### TASK DIRECTIONS
Transcribe every entry below word for word, but skip the pictures.

════

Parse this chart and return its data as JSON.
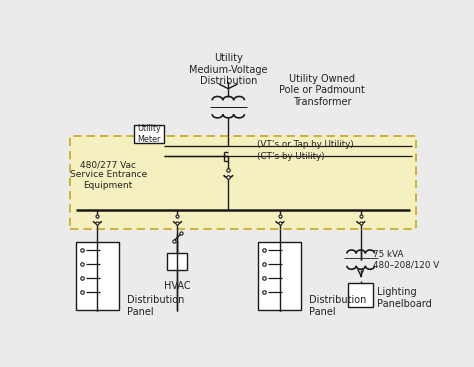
{
  "bg_color": "#ebebeb",
  "box_fill": "#f5f0c0",
  "box_edge": "#c8a820",
  "line_color": "#1a1a1a",
  "text_color": "#222222",
  "labels": {
    "utility_mv": "Utility\nMedium-Voltage\nDistribution",
    "utility_owned": "Utility Owned\nPole or Padmount\nTransformer",
    "utility_meter": "Utility\nMeter",
    "service_entrance": "480/277 Vac\nService Entrance\nEquipment",
    "vt_tap": "(VT’s or Tap by Utility)",
    "ct_utility": "(CT’s by Utility)",
    "hvac": "HVAC",
    "dist_panel": "Distribution\nPanel",
    "lighting": "Lighting\nPanelboard",
    "kva": "75 kVA\n480–208/120 V"
  }
}
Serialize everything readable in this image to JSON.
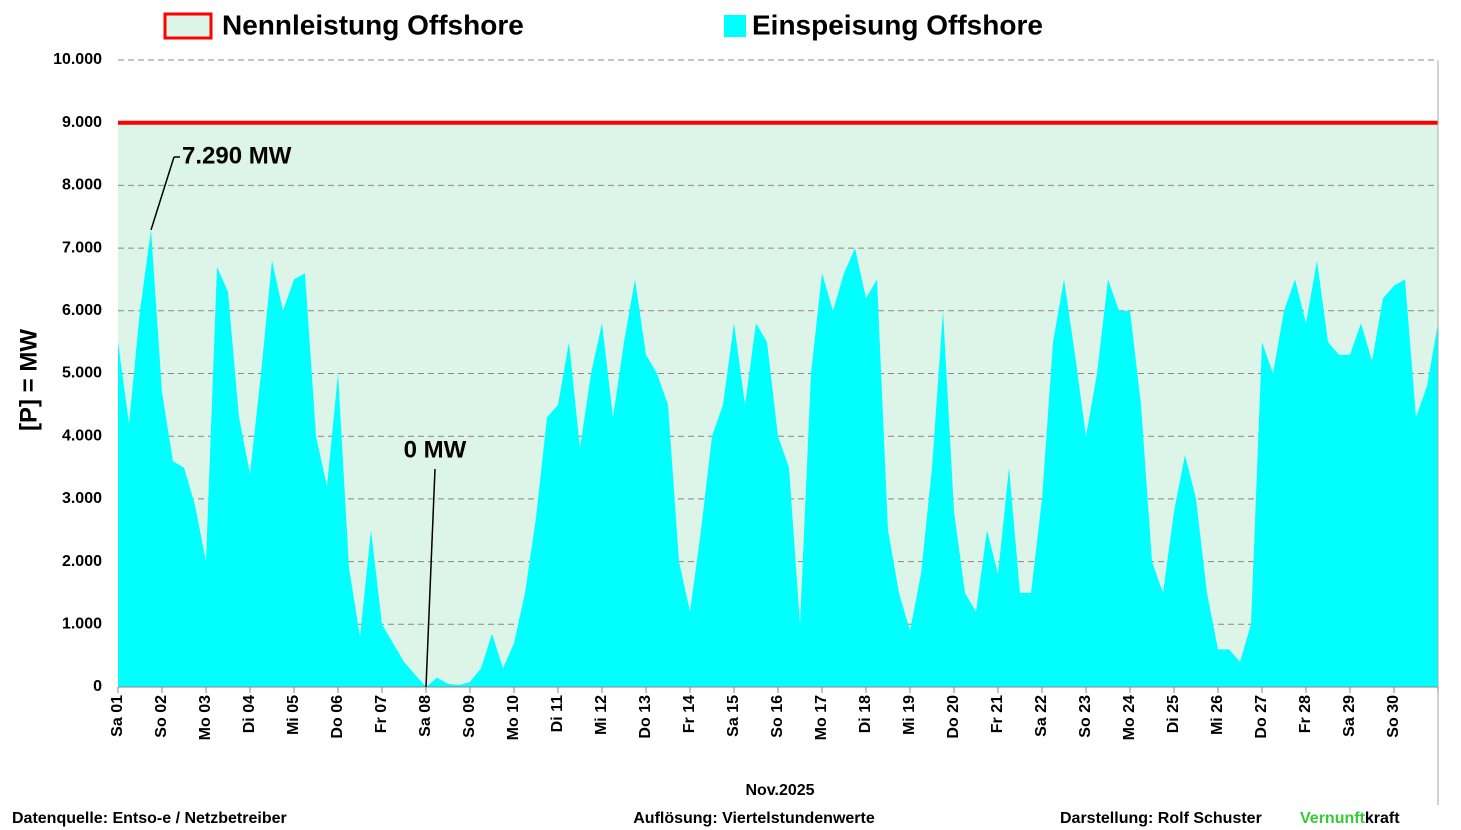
{
  "chart_data": {
    "type": "area",
    "x": [
      0,
      0.25,
      0.5,
      0.75,
      1,
      1.25,
      1.5,
      1.75,
      2,
      2.25,
      2.5,
      2.75,
      3,
      3.25,
      3.5,
      3.75,
      4,
      4.25,
      4.5,
      4.75,
      5,
      5.25,
      5.5,
      5.75,
      6,
      6.25,
      6.5,
      6.75,
      7,
      7.25,
      7.5,
      7.75,
      8,
      8.25,
      8.5,
      8.75,
      9,
      9.25,
      9.5,
      9.75,
      10,
      10.25,
      10.5,
      10.75,
      11,
      11.25,
      11.5,
      11.75,
      12,
      12.25,
      12.5,
      12.75,
      13,
      13.25,
      13.5,
      13.75,
      14,
      14.25,
      14.5,
      14.75,
      15,
      15.25,
      15.5,
      15.75,
      16,
      16.25,
      16.5,
      16.75,
      17,
      17.25,
      17.5,
      17.75,
      18,
      18.25,
      18.5,
      18.75,
      19,
      19.25,
      19.5,
      19.75,
      20,
      20.25,
      20.5,
      20.75,
      21,
      21.25,
      21.5,
      21.75,
      22,
      22.25,
      22.5,
      22.75,
      23,
      23.25,
      23.5,
      23.75,
      24,
      24.25,
      24.5,
      24.75,
      25,
      25.25,
      25.5,
      25.75,
      26,
      26.25,
      26.5,
      26.75,
      27,
      27.25,
      27.5,
      27.75,
      28,
      28.25,
      28.5,
      28.75,
      29,
      29.25,
      29.5,
      29.75,
      30
    ],
    "series": [
      {
        "name": "Einspeisung Offshore",
        "color": "#00ffff",
        "values": [
          5500,
          4200,
          6000,
          7290,
          4700,
          3600,
          3500,
          2900,
          2000,
          6700,
          6300,
          4300,
          3400,
          5000,
          6800,
          6000,
          6500,
          6600,
          4000,
          3200,
          5000,
          1900,
          800,
          2500,
          1000,
          700,
          400,
          200,
          0,
          150,
          50,
          30,
          80,
          300,
          850,
          300,
          700,
          1500,
          2700,
          4300,
          4500,
          5500,
          3800,
          5000,
          5800,
          4300,
          5500,
          6500,
          5300,
          5000,
          4500,
          2000,
          1200,
          2500,
          4000,
          4500,
          5800,
          4500,
          5800,
          5500,
          4000,
          3500,
          1000,
          5000,
          6600,
          6000,
          6600,
          7000,
          6200,
          6500,
          2500,
          1500,
          900,
          1800,
          3500,
          6000,
          2800,
          1500,
          1200,
          2500,
          1800,
          3500,
          1500,
          1500,
          3000,
          5500,
          6500,
          5300,
          4000,
          5000,
          6500,
          6000,
          6000,
          4500,
          2000,
          1500,
          2800,
          3700,
          3000,
          1500,
          600,
          600,
          400,
          1000,
          5500,
          5000,
          6000,
          6500,
          5800,
          6800,
          5500,
          5300,
          5300,
          5800,
          5200,
          6200,
          6400,
          6500,
          4300,
          4800,
          5800
        ]
      }
    ],
    "capacity": {
      "name": "Nennleistung Offshore",
      "color": "#ff0000",
      "fill": "#dcf5e8",
      "value": 9000
    },
    "annotations": [
      {
        "text": "7.290 MW",
        "x": 0.75,
        "y": 7290
      },
      {
        "text": "0 MW",
        "x": 7,
        "y": 0
      }
    ],
    "xlim": [
      0,
      30
    ],
    "xticks": [
      {
        "value": 0,
        "label": "Sa 01"
      },
      {
        "value": 1,
        "label": "So 02"
      },
      {
        "value": 2,
        "label": "Mo 03"
      },
      {
        "value": 3,
        "label": "Di 04"
      },
      {
        "value": 4,
        "label": "Mi 05"
      },
      {
        "value": 5,
        "label": "Do 06"
      },
      {
        "value": 6,
        "label": "Fr 07"
      },
      {
        "value": 7,
        "label": "Sa 08"
      },
      {
        "value": 8,
        "label": "So 09"
      },
      {
        "value": 9,
        "label": "Mo 10"
      },
      {
        "value": 10,
        "label": "Di 11"
      },
      {
        "value": 11,
        "label": "Mi 12"
      },
      {
        "value": 12,
        "label": "Do 13"
      },
      {
        "value": 13,
        "label": "Fr 14"
      },
      {
        "value": 14,
        "label": "Sa 15"
      },
      {
        "value": 15,
        "label": "So 16"
      },
      {
        "value": 16,
        "label": "Mo 17"
      },
      {
        "value": 17,
        "label": "Di 18"
      },
      {
        "value": 18,
        "label": "Mi 19"
      },
      {
        "value": 19,
        "label": "Do 20"
      },
      {
        "value": 20,
        "label": "Fr 21"
      },
      {
        "value": 21,
        "label": "Sa 22"
      },
      {
        "value": 22,
        "label": "So 23"
      },
      {
        "value": 23,
        "label": "Mo 24"
      },
      {
        "value": 24,
        "label": "Di 25"
      },
      {
        "value": 25,
        "label": "Mi 26"
      },
      {
        "value": 26,
        "label": "Do 27"
      },
      {
        "value": 27,
        "label": "Fr 28"
      },
      {
        "value": 28,
        "label": "Sa 29"
      },
      {
        "value": 29,
        "label": "So 30"
      }
    ],
    "ylim": [
      0,
      10000
    ],
    "yticks": [
      0,
      {
        "value": 1000,
        "label": "1.000"
      },
      {
        "value": 2000,
        "label": "2.000"
      },
      {
        "value": 3000,
        "label": "3.000"
      },
      {
        "value": 4000,
        "label": "4.000"
      },
      {
        "value": 5000,
        "label": "5.000"
      },
      {
        "value": 6000,
        "label": "6.000"
      },
      {
        "value": 7000,
        "label": "7.000"
      },
      {
        "value": 8000,
        "label": "8.000"
      },
      {
        "value": 9000,
        "label": "9.000"
      },
      {
        "value": 10000,
        "label": "10.000"
      }
    ],
    "grid": true,
    "xlabel": "Nov.2025",
    "ylabel": "[P] = MW",
    "footer": {
      "source": "Datenquelle:  Entso-e  / Netzbetreiber",
      "resolution": "Auflösung: Viertelstundenwerte",
      "author": "Darstellung:  Rolf Schuster",
      "brand_a": "Vernunft",
      "brand_b": "kraft",
      "brand_color": "#33cc33"
    }
  }
}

════

### RESPONSE TO THIS TASK
Parse this chart and return its data as JSON.
{
  "bg_color": "#ebebeb",
  "box_fill": "#f5f0c0",
  "box_edge": "#c8a820",
  "line_color": "#1a1a1a",
  "text_color": "#222222",
  "labels": {
    "utility_mv": "Utility\nMedium-Voltage\nDistribution",
    "utility_owned": "Utility Owned\nPole or Padmount\nTransformer",
    "utility_meter": "Utility\nMeter",
    "service_entrance": "480/277 Vac\nService Entrance\nEquipment",
    "vt_tap": "(VT’s or Tap by Utility)",
    "ct_utility": "(CT’s by Utility)",
    "hvac": "HVAC",
    "dist_panel": "Distribution\nPanel",
    "lighting": "Lighting\nPanelboard",
    "kva": "75 kVA\n480–208/120 V"
  }
}
Serialize everything readable in this image to JSON.
{
  "chart_data": {
    "type": "area",
    "x": [
      0,
      0.25,
      0.5,
      0.75,
      1,
      1.25,
      1.5,
      1.75,
      2,
      2.25,
      2.5,
      2.75,
      3,
      3.25,
      3.5,
      3.75,
      4,
      4.25,
      4.5,
      4.75,
      5,
      5.25,
      5.5,
      5.75,
      6,
      6.25,
      6.5,
      6.75,
      7,
      7.25,
      7.5,
      7.75,
      8,
      8.25,
      8.5,
      8.75,
      9,
      9.25,
      9.5,
      9.75,
      10,
      10.25,
      10.5,
      10.75,
      11,
      11.25,
      11.5,
      11.75,
      12,
      12.25,
      12.5,
      12.75,
      13,
      13.25,
      13.5,
      13.75,
      14,
      14.25,
      14.5,
      14.75,
      15,
      15.25,
      15.5,
      15.75,
      16,
      16.25,
      16.5,
      16.75,
      17,
      17.25,
      17.5,
      17.75,
      18,
      18.25,
      18.5,
      18.75,
      19,
      19.25,
      19.5,
      19.75,
      20,
      20.25,
      20.5,
      20.75,
      21,
      21.25,
      21.5,
      21.75,
      22,
      22.25,
      22.5,
      22.75,
      23,
      23.25,
      23.5,
      23.75,
      24,
      24.25,
      24.5,
      24.75,
      25,
      25.25,
      25.5,
      25.75,
      26,
      26.25,
      26.5,
      26.75,
      27,
      27.25,
      27.5,
      27.75,
      28,
      28.25,
      28.5,
      28.75,
      29,
      29.25,
      29.5,
      29.75,
      30
    ],
    "series": [
      {
        "name": "Einspeisung Offshore",
        "color": "#00ffff",
        "values": [
          5500,
          4200,
          6000,
          7290,
          4700,
          3600,
          3500,
          2900,
          2000,
          6700,
          6300,
          4300,
          3400,
          5000,
          6800,
          6000,
          6500,
          6600,
          4000,
          3200,
          5000,
          1900,
          800,
          2500,
          1000,
          700,
          400,
          200,
          0,
          150,
          50,
          30,
          80,
          300,
          850,
          300,
          700,
          1500,
          2700,
          4300,
          4500,
          5500,
          3800,
          5000,
          5800,
          4300,
          5500,
          6500,
          5300,
          5000,
          4500,
          2000,
          1200,
          2500,
          4000,
          4500,
          5800,
          4500,
          5800,
          5500,
          4000,
          3500,
          1000,
          5000,
          6600,
          6000,
          6600,
          7000,
          6200,
          6500,
          2500,
          1500,
          900,
          1800,
          3500,
          6000,
          2800,
          1500,
          1200,
          2500,
          1800,
          3500,
          1500,
          1500,
          3000,
          5500,
          6500,
          5300,
          4000,
          5000,
          6500,
          6000,
          6000,
          4500,
          2000,
          1500,
          2800,
          3700,
          3000,
          1500,
          600,
          600,
          400,
          1000,
          5500,
          5000,
          6000,
          6500,
          5800,
          6800,
          5500,
          5300,
          5300,
          5800,
          5200,
          6200,
          6400,
          6500,
          4300,
          4800,
          5800
        ]
      }
    ],
    "capacity": {
      "name": "Nennleistung Offshore",
      "color": "#ff0000",
      "fill": "#dcf5e8",
      "value": 9000
    },
    "annotations": [
      {
        "text": "7.290 MW",
        "x": 0.75,
        "y": 7290
      },
      {
        "text": "0 MW",
        "x": 7,
        "y": 0
      }
    ],
    "xlim": [
      0,
      30
    ],
    "xticks": [
      {
        "value": 0,
        "label": "Sa 01"
      },
      {
        "value": 1,
        "label": "So 02"
      },
      {
        "value": 2,
        "label": "Mo 03"
      },
      {
        "value": 3,
        "label": "Di 04"
      },
      {
        "value": 4,
        "label": "Mi 05"
      },
      {
        "value": 5,
        "label": "Do 06"
      },
      {
        "value": 6,
        "label": "Fr 07"
      },
      {
        "value": 7,
        "label": "Sa 08"
      },
      {
        "value": 8,
        "label": "So 09"
      },
      {
        "value": 9,
        "label": "Mo 10"
      },
      {
        "value": 10,
        "label": "Di 11"
      },
      {
        "value": 11,
        "label": "Mi 12"
      },
      {
        "value": 12,
        "label": "Do 13"
      },
      {
        "value": 13,
        "label": "Fr 14"
      },
      {
        "value": 14,
        "label": "Sa 15"
      },
      {
        "value": 15,
        "label": "So 16"
      },
      {
        "value": 16,
        "label": "Mo 17"
      },
      {
        "value": 17,
        "label": "Di 18"
      },
      {
        "value": 18,
        "label": "Mi 19"
      },
      {
        "value": 19,
        "label": "Do 20"
      },
      {
        "value": 20,
        "label": "Fr 21"
      },
      {
        "value": 21,
        "label": "Sa 22"
      },
      {
        "value": 22,
        "label": "So 23"
      },
      {
        "value": 23,
        "label": "Mo 24"
      },
      {
        "value": 24,
        "label": "Di 25"
      },
      {
        "value": 25,
        "label": "Mi 26"
      },
      {
        "value": 26,
        "label": "Do 27"
      },
      {
        "value": 27,
        "label": "Fr 28"
      },
      {
        "value": 28,
        "label": "Sa 29"
      },
      {
        "value": 29,
        "label": "So 30"
      }
    ],
    "ylim": [
      0,
      10000
    ],
    "yticks": [
      0,
      {
        "value": 1000,
        "label": "1.000"
      },
      {
        "value": 2000,
        "label": "2.000"
      },
      {
        "value": 3000,
        "label": "3.000"
      },
      {
        "value": 4000,
        "label": "4.000"
      },
      {
        "value": 5000,
        "label": "5.000"
      },
      {
        "value": 6000,
        "label": "6.000"
      },
      {
        "value": 7000,
        "label": "7.000"
      },
      {
        "value": 8000,
        "label": "8.000"
      },
      {
        "value": 9000,
        "label": "9.000"
      },
      {
        "value": 10000,
        "label": "10.000"
      }
    ],
    "grid": true,
    "xlabel": "Nov.2025",
    "ylabel": "[P] = MW",
    "footer": {
      "source": "Datenquelle:  Entso-e  / Netzbetreiber",
      "resolution": "Auflösung: Viertelstundenwerte",
      "author": "Darstellung:  Rolf Schuster",
      "brand_a": "Vernunft",
      "brand_b": "kraft",
      "brand_color": "#33cc33"
    }
  }
}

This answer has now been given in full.